Exercise brief>
Lines holding the string "ventricle" are the ones to copy; find them all in the data.

──────── Data provided ────────

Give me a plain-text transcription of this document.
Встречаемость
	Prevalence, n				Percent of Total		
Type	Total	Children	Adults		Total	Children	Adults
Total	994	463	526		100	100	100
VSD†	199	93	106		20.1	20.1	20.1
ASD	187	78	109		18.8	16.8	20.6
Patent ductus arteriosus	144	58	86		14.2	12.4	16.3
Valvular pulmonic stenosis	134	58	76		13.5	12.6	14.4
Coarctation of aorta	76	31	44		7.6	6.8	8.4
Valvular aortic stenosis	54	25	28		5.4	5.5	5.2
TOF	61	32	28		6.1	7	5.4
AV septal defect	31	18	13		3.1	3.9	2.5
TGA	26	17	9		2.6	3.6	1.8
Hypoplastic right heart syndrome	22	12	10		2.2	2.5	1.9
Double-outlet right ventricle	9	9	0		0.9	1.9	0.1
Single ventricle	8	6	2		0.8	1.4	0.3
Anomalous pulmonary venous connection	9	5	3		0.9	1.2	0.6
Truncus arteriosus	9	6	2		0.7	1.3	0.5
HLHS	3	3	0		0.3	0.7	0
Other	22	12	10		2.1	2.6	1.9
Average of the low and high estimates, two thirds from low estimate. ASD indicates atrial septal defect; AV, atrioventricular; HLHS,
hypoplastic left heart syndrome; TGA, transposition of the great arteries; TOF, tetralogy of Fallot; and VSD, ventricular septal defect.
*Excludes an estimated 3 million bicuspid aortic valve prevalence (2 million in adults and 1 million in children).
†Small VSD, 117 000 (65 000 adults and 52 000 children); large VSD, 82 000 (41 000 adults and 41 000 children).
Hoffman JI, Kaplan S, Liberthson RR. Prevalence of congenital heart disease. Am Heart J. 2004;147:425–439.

────────

The answer>
Double-outlet right ventricle	9	9	0		0.9	1.9	0.1
Single ventricle	8	6	2		0.8	1.4	0.3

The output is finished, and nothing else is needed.